| Given problem |
Reproduce the forum question below on the Poisson-process martingale in full, word for word and with every formula unchanged.

| Passage given |
+--

$M_t = \frac{1}{\sqrt{T_1}} \mathbb{1} (T_1 \leq t) - 2 \sqrt{T_1 \wedge t}, t\geq 0$ is a martingale I try to solve an old exam question, but I find it difficult. Maybe someone can suggest a hint.
Let $\{ T_i | i\in \mathbb{N} \}\subseteq \mathbb{R} _{\geq 0}$ be a homogeneous Poission point process with intensity 1, where we assume $T_1 < T_2 < \dots$. Let $M_t = \frac{1}{\sqrt{T_1}} \mathbf{1} (T_1 \leq t) - 2 \sqrt{T_1 \wedge t}$. Let $N_t = \# \{ i\in \mathbb{N} | T_i \leq t \}$. Let $\mathcal{F} _t = \sigma ( (N_s) _{s\leq t} )$. Prove that $(M_t)$ is an $(\mathcal{F} _t)$-martingale.

+--

| Given data |
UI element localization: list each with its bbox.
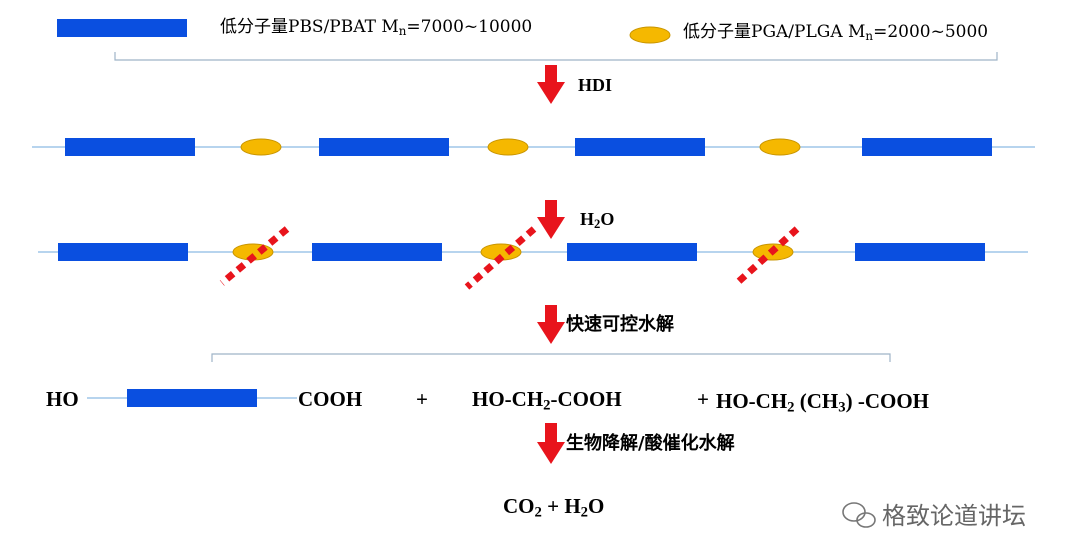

+--

| Answer for the task |
$M_t = \frac{1}{\sqrt{T_1}} \mathbb{1} (T_1 \leq t) - 2 \sqrt{T_1 \wedge t}, t\geq 0$ is a martingale I try to solve an old exam question, but I find it difficult. Maybe someone can suggest a hint.
Let $\{ T_i | i\in \mathbb{N} \}\subseteq \mathbb{R} _{\geq 0}$ be a homogeneous Poission point process with intensity 1, where we assume $T_1 < T_2 < \dots$. Let $M_t = \frac{1}{\sqrt{T_1}} \mathbf{1} (T_1 \leq t) - 2 \sqrt{T_1 \wedge t}$. Let $N_t = \# \{ i\in \mathbb{N} | T_i \leq t \}$. Let $\mathcal{F} _t = \sigma ( (N_s) _{s\leq t} )$. Prove that $(M_t)$ is an $(\mathcal{F} _t)$-martingale.